- [What is expected] Leave out the pictures and copy each record below exactly.

------------------------------------

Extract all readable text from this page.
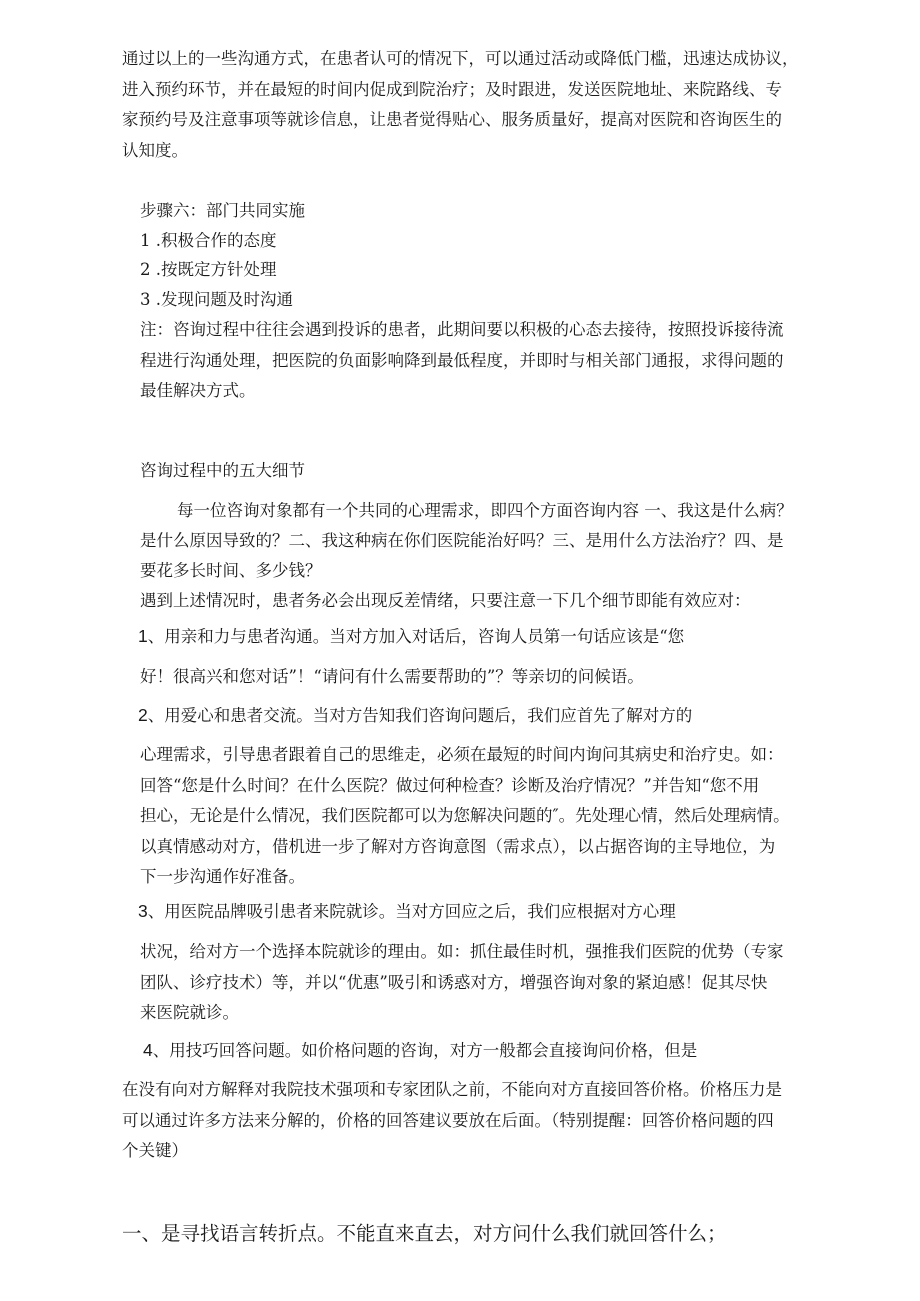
通过以上的一些沟通方式，在患者认可的情况下，可以通过活动或降低门槛，迅速达成协议，
进入预约环节，并在最短的时间内促成到院治疗；及时跟进，发送医院地址、来院路线、专
家预约号及注意事项等就诊信息，让患者觉得贴心、服务质量好，提高对医院和咨询医生的
认知度。
步骤六：部门共同实施
1 .积极合作的态度
2 .按既定方针处理
3 .发现问题及时沟通
注：咨询过程中往往会遇到投诉的患者，此期间要以积极的心态去接待，按照投诉接待流
程进行沟通处理，把医院的负面影响降到最低程度，并即时与相关部门通报，求得问题的
最佳解决方式。
咨询过程中的五大细节
每一位咨询对象都有一个共同的心理需求，即四个方面咨询内容 一、我这是什么病？
是什么原因导致的？二、我这种病在你们医院能治好吗？三、是用什么方法治疗？四、是
要花多长时间、多少钱？
遇到上述情况时，患者务必会出现反差情绪，只要注意一下几个细节即能有效应对：
1、用亲和力与患者沟通。当对方加入对话后，咨询人员第一句话应该是“您
好！很高兴和您对话”！“请问有什么需要帮助的”？等亲切的问候语。
2、用爱心和患者交流。当对方告知我们咨询问题后，我们应首先了解对方的
心理需求，引导患者跟着自己的思维走，必须在最短的时间内询问其病史和治疗史。如：
回答“您是什么时间？在什么医院？做过何种检查？诊断及治疗情况？”并告知“您不用
担心，无论是什么情况，我们医院都可以为您解决问题的″。先处理心情，然后处理病情。
以真情感动对方，借机进一步了解对方咨询意图（需求点），以占据咨询的主导地位，为
下一步沟通作好准备。
3、用医院品牌吸引患者来院就诊。当对方回应之后，我们应根据对方心理
状况，给对方一个选择本院就诊的理由。如：抓住最佳时机，强推我们医院的优势（专家
团队、诊疗技术）等，并以“优惠”吸引和诱惑对方，增强咨询对象的紧迫感！促其尽快
来医院就诊。
4、用技巧回答问题。如价格问题的咨询，对方一般都会直接询问价格，但是
在没有向对方解释对我院技术强项和专家团队之前，不能向对方直接回答价格。价格压力是
可以通过许多方法来分解的，价格的回答建议要放在后面。（特别提醒：回答价格问题的四
个关键）
一、是寻找语言转折点。不能直来直去，对方问什么我们就回答什么；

------------------------------------

- [Problem solution]
Extract all readable text from this page.
通过以上的一些沟通方式，在患者认可的情况下，可以通过活动或降低门槛，迅速达成协议，
进入预约环节，并在最短的时间内促成到院治疗；及时跟进，发送医院地址、来院路线、专
家预约号及注意事项等就诊信息，让患者觉得贴心、服务质量好，提高对医院和咨询医生的
认知度。
步骤六：部门共同实施
1 .积极合作的态度
2 .按既定方针处理
3 .发现问题及时沟通
注：咨询过程中往往会遇到投诉的患者，此期间要以积极的心态去接待，按照投诉接待流
程进行沟通处理，把医院的负面影响降到最低程度，并即时与相关部门通报，求得问题的
最佳解决方式。
咨询过程中的五大细节
每一位咨询对象都有一个共同的心理需求，即四个方面咨询内容 一、我这是什么病？
是什么原因导致的？二、我这种病在你们医院能治好吗？三、是用什么方法治疗？四、是
要花多长时间、多少钱？
遇到上述情况时，患者务必会出现反差情绪，只要注意一下几个细节即能有效应对：
1、用亲和力与患者沟通。当对方加入对话后，咨询人员第一句话应该是“您
好！很高兴和您对话”！“请问有什么需要帮助的”？等亲切的问候语。
2、用爱心和患者交流。当对方告知我们咨询问题后，我们应首先了解对方的
心理需求，引导患者跟着自己的思维走，必须在最短的时间内询问其病史和治疗史。如：
回答“您是什么时间？在什么医院？做过何种检查？诊断及治疗情况？”并告知“您不用
担心，无论是什么情况，我们医院都可以为您解决问题的″。先处理心情，然后处理病情。
以真情感动对方，借机进一步了解对方咨询意图（需求点），以占据咨询的主导地位，为
下一步沟通作好准备。
3、用医院品牌吸引患者来院就诊。当对方回应之后，我们应根据对方心理
状况，给对方一个选择本院就诊的理由。如：抓住最佳时机，强推我们医院的优势（专家
团队、诊疗技术）等，并以“优惠”吸引和诱惑对方，增强咨询对象的紧迫感！促其尽快
来医院就诊。
4、用技巧回答问题。如价格问题的咨询，对方一般都会直接询问价格，但是
在没有向对方解释对我院技术强项和专家团队之前，不能向对方直接回答价格。价格压力是
可以通过许多方法来分解的，价格的回答建议要放在后面。（特别提醒：回答价格问题的四
个关键）
一、是寻找语言转折点。不能直来直去，对方问什么我们就回答什么；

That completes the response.